Extracted records
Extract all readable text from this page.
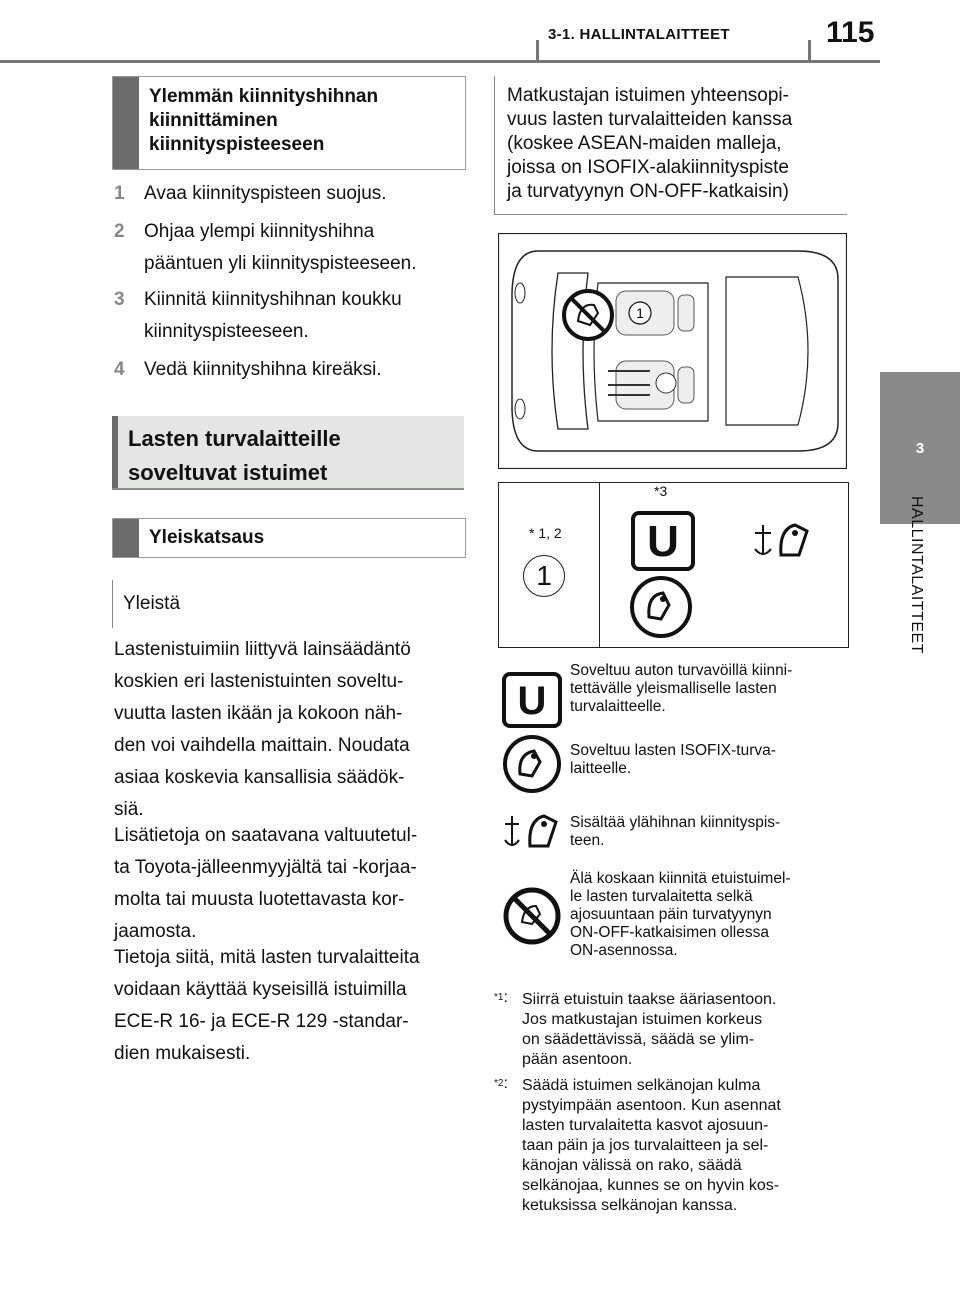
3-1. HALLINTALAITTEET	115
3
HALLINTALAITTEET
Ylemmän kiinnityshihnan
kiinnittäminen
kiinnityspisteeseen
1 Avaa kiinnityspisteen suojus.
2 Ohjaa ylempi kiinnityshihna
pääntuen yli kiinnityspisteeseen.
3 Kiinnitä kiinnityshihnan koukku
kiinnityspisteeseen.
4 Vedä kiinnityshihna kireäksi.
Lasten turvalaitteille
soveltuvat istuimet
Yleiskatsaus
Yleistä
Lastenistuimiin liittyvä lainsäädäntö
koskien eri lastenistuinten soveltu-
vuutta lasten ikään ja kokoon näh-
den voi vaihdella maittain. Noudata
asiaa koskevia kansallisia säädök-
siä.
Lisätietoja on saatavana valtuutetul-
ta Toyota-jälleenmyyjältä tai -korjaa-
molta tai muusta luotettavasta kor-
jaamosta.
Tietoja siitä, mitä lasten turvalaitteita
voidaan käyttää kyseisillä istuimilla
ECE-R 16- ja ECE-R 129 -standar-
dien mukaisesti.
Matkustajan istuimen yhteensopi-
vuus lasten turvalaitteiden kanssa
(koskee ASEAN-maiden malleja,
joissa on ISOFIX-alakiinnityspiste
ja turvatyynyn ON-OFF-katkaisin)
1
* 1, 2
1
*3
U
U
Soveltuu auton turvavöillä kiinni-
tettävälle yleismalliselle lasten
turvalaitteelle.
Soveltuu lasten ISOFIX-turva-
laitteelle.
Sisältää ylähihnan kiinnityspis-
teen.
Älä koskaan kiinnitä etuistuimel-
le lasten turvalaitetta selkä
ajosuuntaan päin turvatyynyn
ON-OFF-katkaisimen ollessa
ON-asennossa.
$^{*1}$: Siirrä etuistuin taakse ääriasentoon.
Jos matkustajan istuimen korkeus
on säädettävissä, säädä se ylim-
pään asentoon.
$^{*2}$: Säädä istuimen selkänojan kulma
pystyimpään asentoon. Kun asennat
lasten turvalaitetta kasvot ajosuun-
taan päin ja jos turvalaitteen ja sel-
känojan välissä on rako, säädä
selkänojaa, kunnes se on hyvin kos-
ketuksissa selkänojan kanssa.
---
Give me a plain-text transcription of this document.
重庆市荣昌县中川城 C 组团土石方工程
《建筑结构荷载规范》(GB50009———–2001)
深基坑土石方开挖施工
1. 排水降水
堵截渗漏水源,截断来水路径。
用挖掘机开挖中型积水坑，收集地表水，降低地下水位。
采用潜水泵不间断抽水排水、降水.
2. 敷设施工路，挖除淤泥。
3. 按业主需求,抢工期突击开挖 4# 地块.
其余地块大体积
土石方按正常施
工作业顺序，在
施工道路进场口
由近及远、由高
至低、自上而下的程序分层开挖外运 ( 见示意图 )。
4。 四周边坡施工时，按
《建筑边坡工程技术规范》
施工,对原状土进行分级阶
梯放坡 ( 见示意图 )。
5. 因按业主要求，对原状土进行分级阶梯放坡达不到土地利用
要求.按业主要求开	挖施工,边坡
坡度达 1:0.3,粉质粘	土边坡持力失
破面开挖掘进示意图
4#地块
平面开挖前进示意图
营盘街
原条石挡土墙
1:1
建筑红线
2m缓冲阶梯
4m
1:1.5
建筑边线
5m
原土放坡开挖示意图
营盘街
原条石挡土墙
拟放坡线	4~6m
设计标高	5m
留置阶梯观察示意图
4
...
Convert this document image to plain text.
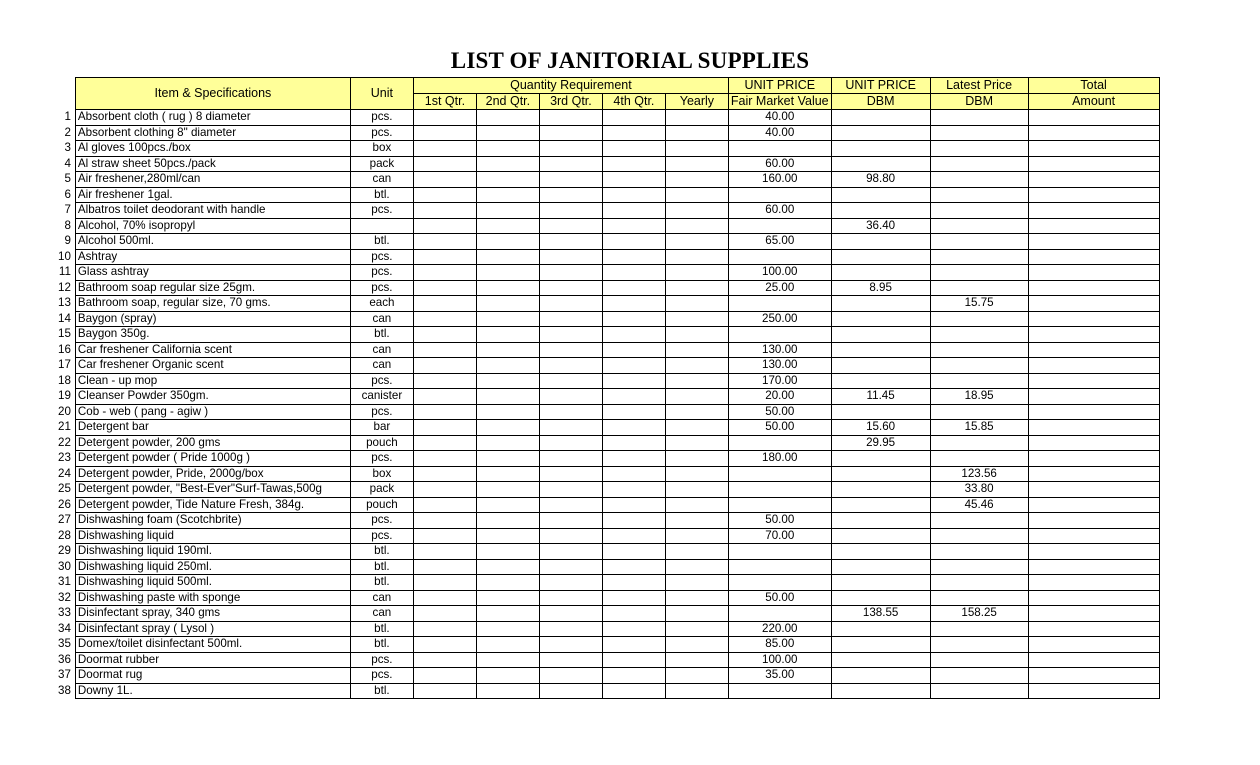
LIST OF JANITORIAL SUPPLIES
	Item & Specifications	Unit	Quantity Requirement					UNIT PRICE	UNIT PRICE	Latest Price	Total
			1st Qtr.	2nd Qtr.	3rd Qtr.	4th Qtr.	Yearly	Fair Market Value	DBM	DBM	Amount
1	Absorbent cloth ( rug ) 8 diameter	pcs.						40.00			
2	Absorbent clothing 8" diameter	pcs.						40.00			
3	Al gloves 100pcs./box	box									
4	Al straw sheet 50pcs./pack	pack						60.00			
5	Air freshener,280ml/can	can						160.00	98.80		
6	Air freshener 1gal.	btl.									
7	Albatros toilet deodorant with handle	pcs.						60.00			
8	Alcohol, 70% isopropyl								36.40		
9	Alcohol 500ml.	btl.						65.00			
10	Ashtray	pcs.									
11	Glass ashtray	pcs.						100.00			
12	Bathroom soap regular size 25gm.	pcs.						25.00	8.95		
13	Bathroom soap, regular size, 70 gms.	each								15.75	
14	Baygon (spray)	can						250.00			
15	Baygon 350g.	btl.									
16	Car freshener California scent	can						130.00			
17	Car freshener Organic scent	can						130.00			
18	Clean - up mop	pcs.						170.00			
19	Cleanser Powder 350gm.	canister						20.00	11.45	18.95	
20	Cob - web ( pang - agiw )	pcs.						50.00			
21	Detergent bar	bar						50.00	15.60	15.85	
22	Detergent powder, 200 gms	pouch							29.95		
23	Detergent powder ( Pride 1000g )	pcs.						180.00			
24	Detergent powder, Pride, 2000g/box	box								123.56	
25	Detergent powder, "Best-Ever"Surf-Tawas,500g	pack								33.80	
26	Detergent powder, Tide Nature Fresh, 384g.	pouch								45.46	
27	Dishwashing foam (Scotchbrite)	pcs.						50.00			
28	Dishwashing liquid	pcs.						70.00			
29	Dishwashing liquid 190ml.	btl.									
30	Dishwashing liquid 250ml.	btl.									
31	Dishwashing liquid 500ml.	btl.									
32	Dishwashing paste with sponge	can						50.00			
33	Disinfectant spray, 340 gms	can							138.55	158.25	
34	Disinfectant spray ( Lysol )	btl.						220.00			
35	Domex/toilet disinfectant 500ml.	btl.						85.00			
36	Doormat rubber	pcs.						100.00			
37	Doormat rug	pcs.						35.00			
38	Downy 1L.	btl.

Exercise objective => The word "ISOFIX" appears in how many lines of the records? Give the number only.

Problem solution => 2